Your goal:
Repeat every record below exactly as written.

Material supplied:
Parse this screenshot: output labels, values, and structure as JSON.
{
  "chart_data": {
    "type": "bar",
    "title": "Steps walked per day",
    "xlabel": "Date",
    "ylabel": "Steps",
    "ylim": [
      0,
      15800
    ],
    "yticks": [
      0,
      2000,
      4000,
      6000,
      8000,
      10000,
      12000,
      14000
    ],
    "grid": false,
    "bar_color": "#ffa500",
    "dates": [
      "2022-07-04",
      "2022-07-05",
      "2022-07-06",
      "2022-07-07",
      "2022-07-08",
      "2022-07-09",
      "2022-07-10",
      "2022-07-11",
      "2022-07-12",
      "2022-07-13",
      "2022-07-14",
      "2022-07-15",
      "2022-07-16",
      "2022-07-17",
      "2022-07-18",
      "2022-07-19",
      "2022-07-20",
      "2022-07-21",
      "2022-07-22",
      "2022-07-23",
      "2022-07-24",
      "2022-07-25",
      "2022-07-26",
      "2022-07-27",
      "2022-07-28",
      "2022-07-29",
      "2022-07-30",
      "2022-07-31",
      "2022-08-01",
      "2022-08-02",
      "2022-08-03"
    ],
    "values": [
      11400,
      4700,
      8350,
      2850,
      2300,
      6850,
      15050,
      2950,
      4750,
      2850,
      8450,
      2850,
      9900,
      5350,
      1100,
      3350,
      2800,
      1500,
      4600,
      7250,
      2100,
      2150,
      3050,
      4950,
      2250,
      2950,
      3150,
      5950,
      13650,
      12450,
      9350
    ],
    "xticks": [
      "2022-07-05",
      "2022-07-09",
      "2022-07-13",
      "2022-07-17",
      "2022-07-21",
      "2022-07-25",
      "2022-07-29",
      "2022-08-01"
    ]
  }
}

Exercise result:
Parse this screenshot: output labels, values, and structure as JSON.
{
  "chart_data": {
    "type": "bar",
    "title": "Steps walked per day",
    "xlabel": "Date",
    "ylabel": "Steps",
    "ylim": [
      0,
      15800
    ],
    "yticks": [
      0,
      2000,
      4000,
      6000,
      8000,
      10000,
      12000,
      14000
    ],
    "grid": false,
    "bar_color": "#ffa500",
    "dates": [
      "2022-07-04",
      "2022-07-05",
      "2022-07-06",
      "2022-07-07",
      "2022-07-08",
      "2022-07-09",
      "2022-07-10",
      "2022-07-11",
      "2022-07-12",
      "2022-07-13",
      "2022-07-14",
      "2022-07-15",
      "2022-07-16",
      "2022-07-17",
      "2022-07-18",
      "2022-07-19",
      "2022-07-20",
      "2022-07-21",
      "2022-07-22",
      "2022-07-23",
      "2022-07-24",
      "2022-07-25",
      "2022-07-26",
      "2022-07-27",
      "2022-07-28",
      "2022-07-29",
      "2022-07-30",
      "2022-07-31",
      "2022-08-01",
      "2022-08-02",
      "2022-08-03"
    ],
    "values": [
      11400,
      4700,
      8350,
      2850,
      2300,
      6850,
      15050,
      2950,
      4750,
      2850,
      8450,
      2850,
      9900,
      5350,
      1100,
      3350,
      2800,
      1500,
      4600,
      7250,
      2100,
      2150,
      3050,
      4950,
      2250,
      2950,
      3150,
      5950,
      13650,
      12450,
      9350
    ],
    "xticks": [
      "2022-07-05",
      "2022-07-09",
      "2022-07-13",
      "2022-07-17",
      "2022-07-21",
      "2022-07-25",
      "2022-07-29",
      "2022-08-01"
    ]
  }
}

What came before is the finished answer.